DO THIS
Omit every picture while repeating the entries exactly.

:: INPUT DATA

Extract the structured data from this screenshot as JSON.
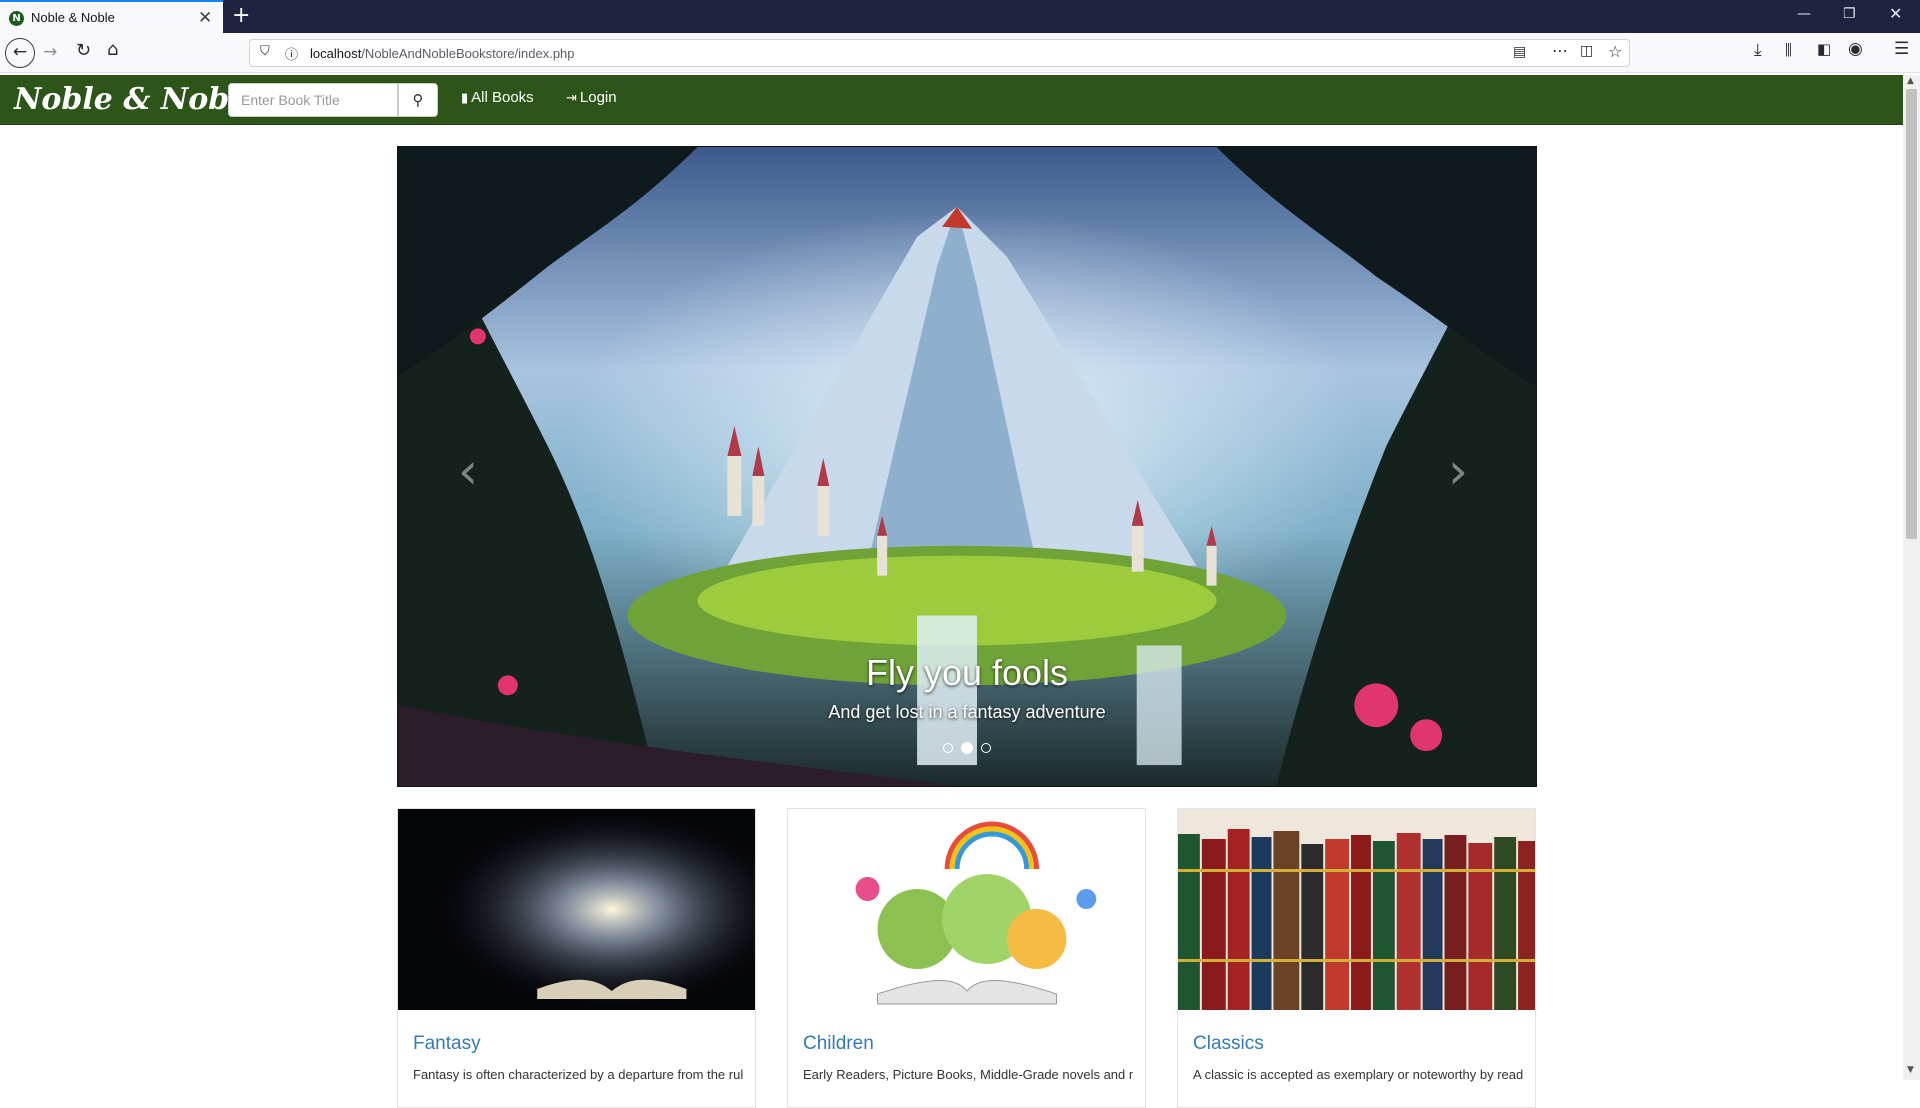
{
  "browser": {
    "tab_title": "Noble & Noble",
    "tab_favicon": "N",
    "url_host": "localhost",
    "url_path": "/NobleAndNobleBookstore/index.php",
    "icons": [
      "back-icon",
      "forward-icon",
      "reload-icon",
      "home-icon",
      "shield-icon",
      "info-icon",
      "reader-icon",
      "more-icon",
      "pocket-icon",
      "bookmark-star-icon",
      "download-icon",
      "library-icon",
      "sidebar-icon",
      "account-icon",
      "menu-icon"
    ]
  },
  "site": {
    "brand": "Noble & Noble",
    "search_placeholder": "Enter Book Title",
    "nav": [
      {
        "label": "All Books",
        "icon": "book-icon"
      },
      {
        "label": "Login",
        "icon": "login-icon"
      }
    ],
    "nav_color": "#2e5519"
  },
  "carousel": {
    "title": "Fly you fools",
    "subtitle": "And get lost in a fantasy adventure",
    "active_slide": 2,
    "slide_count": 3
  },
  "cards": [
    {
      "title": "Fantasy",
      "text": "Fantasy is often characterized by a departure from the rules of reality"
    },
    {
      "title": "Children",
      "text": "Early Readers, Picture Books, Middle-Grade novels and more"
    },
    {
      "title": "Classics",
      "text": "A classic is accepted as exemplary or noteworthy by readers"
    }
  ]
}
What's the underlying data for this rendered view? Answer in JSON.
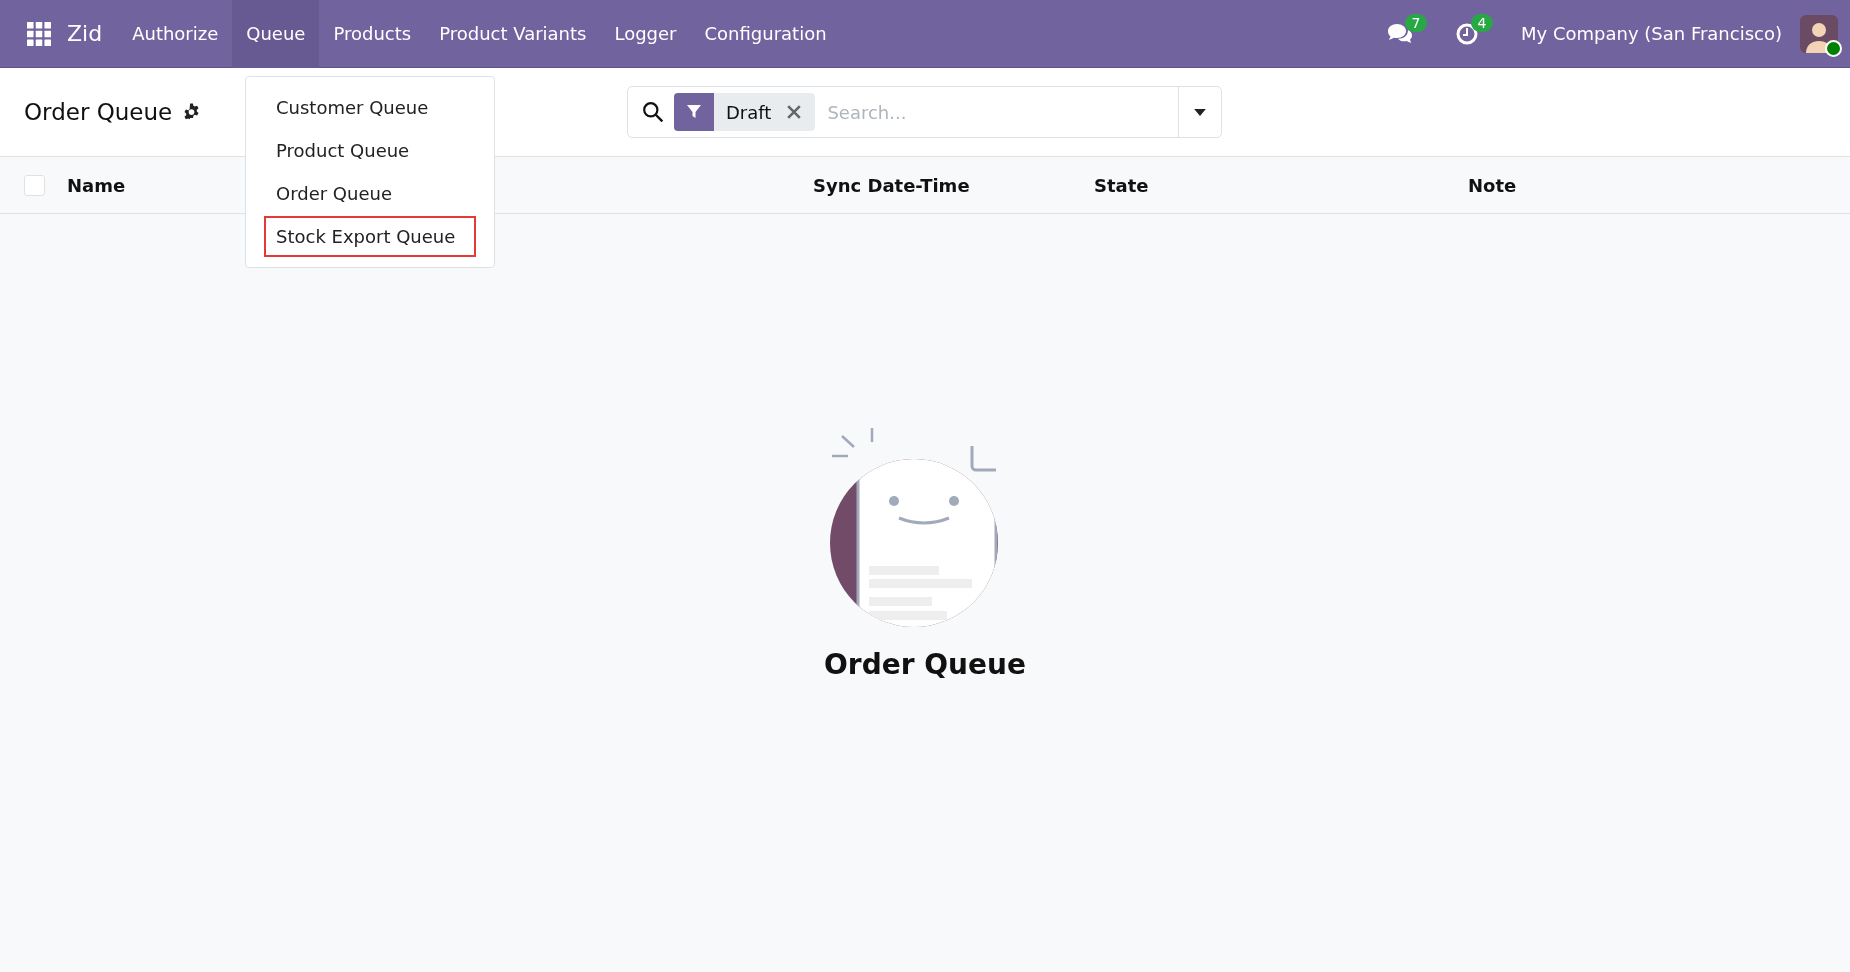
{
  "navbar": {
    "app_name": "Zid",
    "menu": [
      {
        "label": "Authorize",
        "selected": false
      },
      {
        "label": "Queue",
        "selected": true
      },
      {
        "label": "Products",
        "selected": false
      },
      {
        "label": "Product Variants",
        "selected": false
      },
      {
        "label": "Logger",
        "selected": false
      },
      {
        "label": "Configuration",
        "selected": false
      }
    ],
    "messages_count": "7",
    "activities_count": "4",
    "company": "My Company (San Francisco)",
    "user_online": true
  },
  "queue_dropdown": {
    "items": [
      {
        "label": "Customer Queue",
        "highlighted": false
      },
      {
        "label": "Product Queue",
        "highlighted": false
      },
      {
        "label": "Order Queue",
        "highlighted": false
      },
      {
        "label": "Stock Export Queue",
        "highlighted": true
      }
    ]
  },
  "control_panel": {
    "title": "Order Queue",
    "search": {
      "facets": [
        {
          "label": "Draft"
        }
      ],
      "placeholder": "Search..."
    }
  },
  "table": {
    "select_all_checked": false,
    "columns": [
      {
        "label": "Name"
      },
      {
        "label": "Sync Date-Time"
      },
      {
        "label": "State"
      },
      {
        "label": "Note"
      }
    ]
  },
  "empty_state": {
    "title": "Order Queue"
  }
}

::::

SOLUTION TO THIS PROBLEM
Extract the structured data from this screenshot as JSON.
{
  "browser": {
    "tab_title": "Noble & Noble",
    "tab_favicon": "N",
    "url_host": "localhost",
    "url_path": "/NobleAndNobleBookstore/index.php",
    "icons": [
      "back-icon",
      "forward-icon",
      "reload-icon",
      "home-icon",
      "shield-icon",
      "info-icon",
      "reader-icon",
      "more-icon",
      "pocket-icon",
      "bookmark-star-icon",
      "download-icon",
      "library-icon",
      "sidebar-icon",
      "account-icon",
      "menu-icon"
    ]
  },
  "site": {
    "brand": "Noble & Noble",
    "search_placeholder": "Enter Book Title",
    "nav": [
      {
        "label": "All Books",
        "icon": "book-icon"
      },
      {
        "label": "Login",
        "icon": "login-icon"
      }
    ],
    "nav_color": "#2e5519"
  },
  "carousel": {
    "title": "Fly you fools",
    "subtitle": "And get lost in a fantasy adventure",
    "active_slide": 2,
    "slide_count": 3
  },
  "cards": [
    {
      "title": "Fantasy",
      "text": "Fantasy is often characterized by a departure from the rules of reality"
    },
    {
      "title": "Children",
      "text": "Early Readers, Picture Books, Middle-Grade novels and more"
    },
    {
      "title": "Classics",
      "text": "A classic is accepted as exemplary or noteworthy by readers"
    }
  ]
}
What's the underlying data for this rendered view? Answer in JSON.
{
  "navbar": {
    "app_name": "Zid",
    "menu": [
      {
        "label": "Authorize",
        "selected": false
      },
      {
        "label": "Queue",
        "selected": true
      },
      {
        "label": "Products",
        "selected": false
      },
      {
        "label": "Product Variants",
        "selected": false
      },
      {
        "label": "Logger",
        "selected": false
      },
      {
        "label": "Configuration",
        "selected": false
      }
    ],
    "messages_count": "7",
    "activities_count": "4",
    "company": "My Company (San Francisco)",
    "user_online": true
  },
  "queue_dropdown": {
    "items": [
      {
        "label": "Customer Queue",
        "highlighted": false
      },
      {
        "label": "Product Queue",
        "highlighted": false
      },
      {
        "label": "Order Queue",
        "highlighted": false
      },
      {
        "label": "Stock Export Queue",
        "highlighted": true
      }
    ]
  },
  "control_panel": {
    "title": "Order Queue",
    "search": {
      "facets": [
        {
          "label": "Draft"
        }
      ],
      "placeholder": "Search..."
    }
  },
  "table": {
    "select_all_checked": false,
    "columns": [
      {
        "label": "Name"
      },
      {
        "label": "Sync Date-Time"
      },
      {
        "label": "State"
      },
      {
        "label": "Note"
      }
    ]
  },
  "empty_state": {
    "title": "Order Queue"
  }
}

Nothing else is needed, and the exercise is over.